Keep the images out and copy every entry below exactly.

--- start of STORED DATA ---

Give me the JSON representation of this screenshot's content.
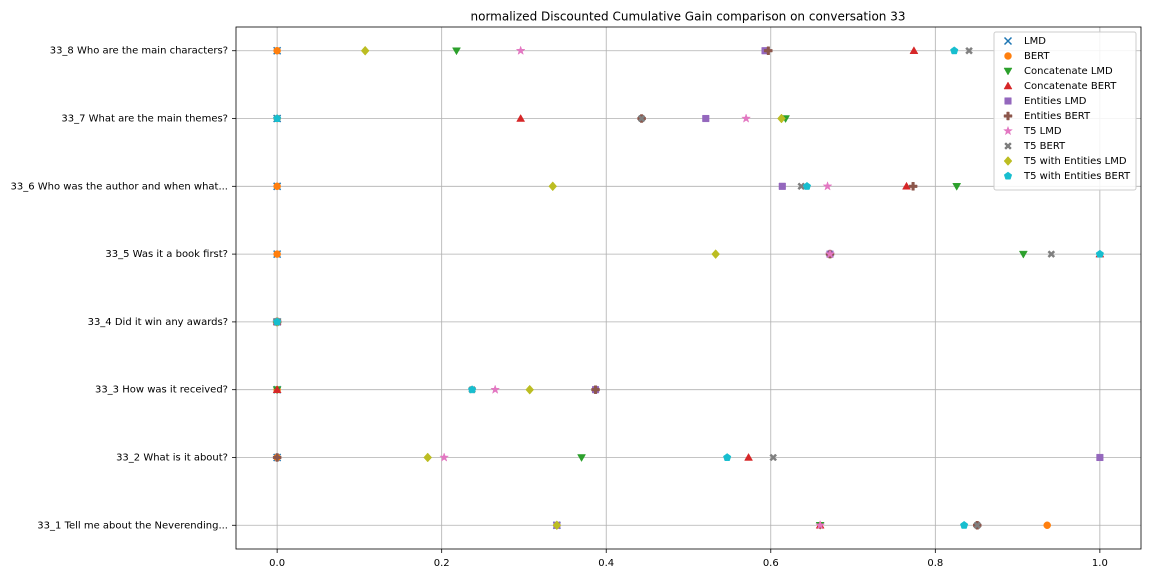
{
  "chart_data": {
    "type": "scatter",
    "title": "normalized Discounted Cumulative Gain comparison on conversation 33",
    "categories": [
      "33_1 Tell me about the Neverending...",
      "33_2 What is it about?",
      "33_3 How was it received?",
      "33_4 Did it win any awards?",
      "33_5 Was it a book first?",
      "33_6 Who was the author and when what...",
      "33_7 What are the main themes?",
      "33_8 Who are the main characters?"
    ],
    "xlim": [
      -0.05,
      1.05
    ],
    "xticks": [
      {
        "value": 0,
        "label": "0.0"
      },
      0.2,
      0.4,
      0.6,
      0.8,
      {
        "value": 1,
        "label": "1.0"
      }
    ],
    "grid": true,
    "legend": "upper right",
    "series": [
      {
        "name": "LMD",
        "color": "#1f77b4",
        "marker": "x",
        "values": [
          0.34,
          0,
          0,
          0,
          0,
          0,
          0,
          0
        ]
      },
      {
        "name": "BERT",
        "color": "#ff7f0e",
        "marker": "o",
        "values": [
          0.936,
          0,
          0,
          0,
          0,
          0,
          0,
          0
        ]
      },
      {
        "name": "Concatenate LMD",
        "color": "#2ca02c",
        "marker": "v",
        "values": [
          0.66,
          0.37,
          0,
          0,
          0.907,
          0.826,
          0.618,
          0.218
        ]
      },
      {
        "name": "Concatenate BERT",
        "color": "#d62728",
        "marker": "^",
        "values": [
          0.66,
          0.573,
          0,
          0,
          1.0,
          0.765,
          0.296,
          0.774
        ]
      },
      {
        "name": "Entities LMD",
        "color": "#9467bd",
        "marker": "s",
        "values": [
          0.34,
          1.0,
          0.387,
          0,
          0.672,
          0.614,
          0.521,
          0.593
        ]
      },
      {
        "name": "Entities BERT",
        "color": "#8c564b",
        "marker": "P",
        "values": [
          0.851,
          0,
          0.387,
          0,
          0.672,
          0.773,
          0.443,
          0.597
        ]
      },
      {
        "name": "T5 LMD",
        "color": "#e377c2",
        "marker": "*",
        "values": [
          0.66,
          0.203,
          0.265,
          0,
          0.672,
          0.669,
          0.57,
          0.296
        ]
      },
      {
        "name": "T5 BERT",
        "color": "#7f7f7f",
        "marker": "X",
        "values": [
          0.851,
          0.603,
          0.237,
          0,
          0.941,
          0.637,
          0.443,
          0.841
        ]
      },
      {
        "name": "T5 with Entities LMD",
        "color": "#bcbd22",
        "marker": "D",
        "values": [
          0.34,
          0.183,
          0.307,
          0,
          0.533,
          0.335,
          0.613,
          0.107
        ]
      },
      {
        "name": "T5 with Entities BERT",
        "color": "#17becf",
        "marker": "p",
        "values": [
          0.835,
          0.547,
          0.237,
          0,
          1.0,
          0.644,
          0,
          0.823
        ]
      }
    ]
  }
}
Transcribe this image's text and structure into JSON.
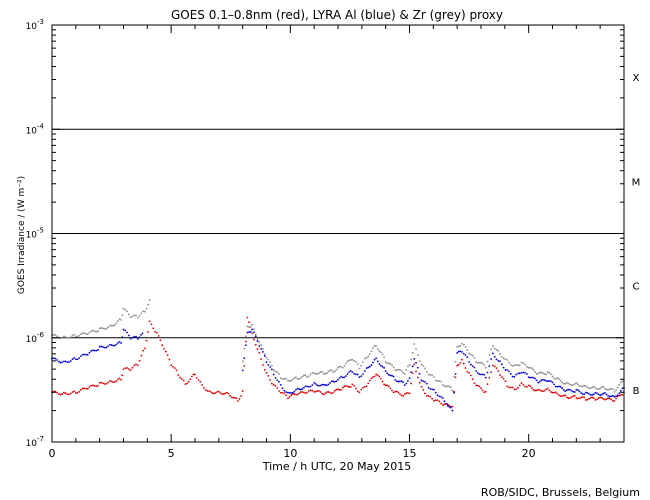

--- end of STORED DATA ---

WRITTEN REPLY:
Give me the JSON representation of this screenshot's content.
{
  "chart_data": {
    "type": "scatter",
    "title": "normalized Discounted Cumulative Gain comparison on conversation 33",
    "categories": [
      "33_1 Tell me about the Neverending...",
      "33_2 What is it about?",
      "33_3 How was it received?",
      "33_4 Did it win any awards?",
      "33_5 Was it a book first?",
      "33_6 Who was the author and when what...",
      "33_7 What are the main themes?",
      "33_8 Who are the main characters?"
    ],
    "xlim": [
      -0.05,
      1.05
    ],
    "xticks": [
      {
        "value": 0,
        "label": "0.0"
      },
      0.2,
      0.4,
      0.6,
      0.8,
      {
        "value": 1,
        "label": "1.0"
      }
    ],
    "grid": true,
    "legend": "upper right",
    "series": [
      {
        "name": "LMD",
        "color": "#1f77b4",
        "marker": "x",
        "values": [
          0.34,
          0,
          0,
          0,
          0,
          0,
          0,
          0
        ]
      },
      {
        "name": "BERT",
        "color": "#ff7f0e",
        "marker": "o",
        "values": [
          0.936,
          0,
          0,
          0,
          0,
          0,
          0,
          0
        ]
      },
      {
        "name": "Concatenate LMD",
        "color": "#2ca02c",
        "marker": "v",
        "values": [
          0.66,
          0.37,
          0,
          0,
          0.907,
          0.826,
          0.618,
          0.218
        ]
      },
      {
        "name": "Concatenate BERT",
        "color": "#d62728",
        "marker": "^",
        "values": [
          0.66,
          0.573,
          0,
          0,
          1.0,
          0.765,
          0.296,
          0.774
        ]
      },
      {
        "name": "Entities LMD",
        "color": "#9467bd",
        "marker": "s",
        "values": [
          0.34,
          1.0,
          0.387,
          0,
          0.672,
          0.614,
          0.521,
          0.593
        ]
      },
      {
        "name": "Entities BERT",
        "color": "#8c564b",
        "marker": "P",
        "values": [
          0.851,
          0,
          0.387,
          0,
          0.672,
          0.773,
          0.443,
          0.597
        ]
      },
      {
        "name": "T5 LMD",
        "color": "#e377c2",
        "marker": "*",
        "values": [
          0.66,
          0.203,
          0.265,
          0,
          0.672,
          0.669,
          0.57,
          0.296
        ]
      },
      {
        "name": "T5 BERT",
        "color": "#7f7f7f",
        "marker": "X",
        "values": [
          0.851,
          0.603,
          0.237,
          0,
          0.941,
          0.637,
          0.443,
          0.841
        ]
      },
      {
        "name": "T5 with Entities LMD",
        "color": "#bcbd22",
        "marker": "D",
        "values": [
          0.34,
          0.183,
          0.307,
          0,
          0.533,
          0.335,
          0.613,
          0.107
        ]
      },
      {
        "name": "T5 with Entities BERT",
        "color": "#17becf",
        "marker": "p",
        "values": [
          0.835,
          0.547,
          0.237,
          0,
          1.0,
          0.644,
          0,
          0.823
        ]
      }
    ]
  }
}
Transcribe this image's text and structure into JSON.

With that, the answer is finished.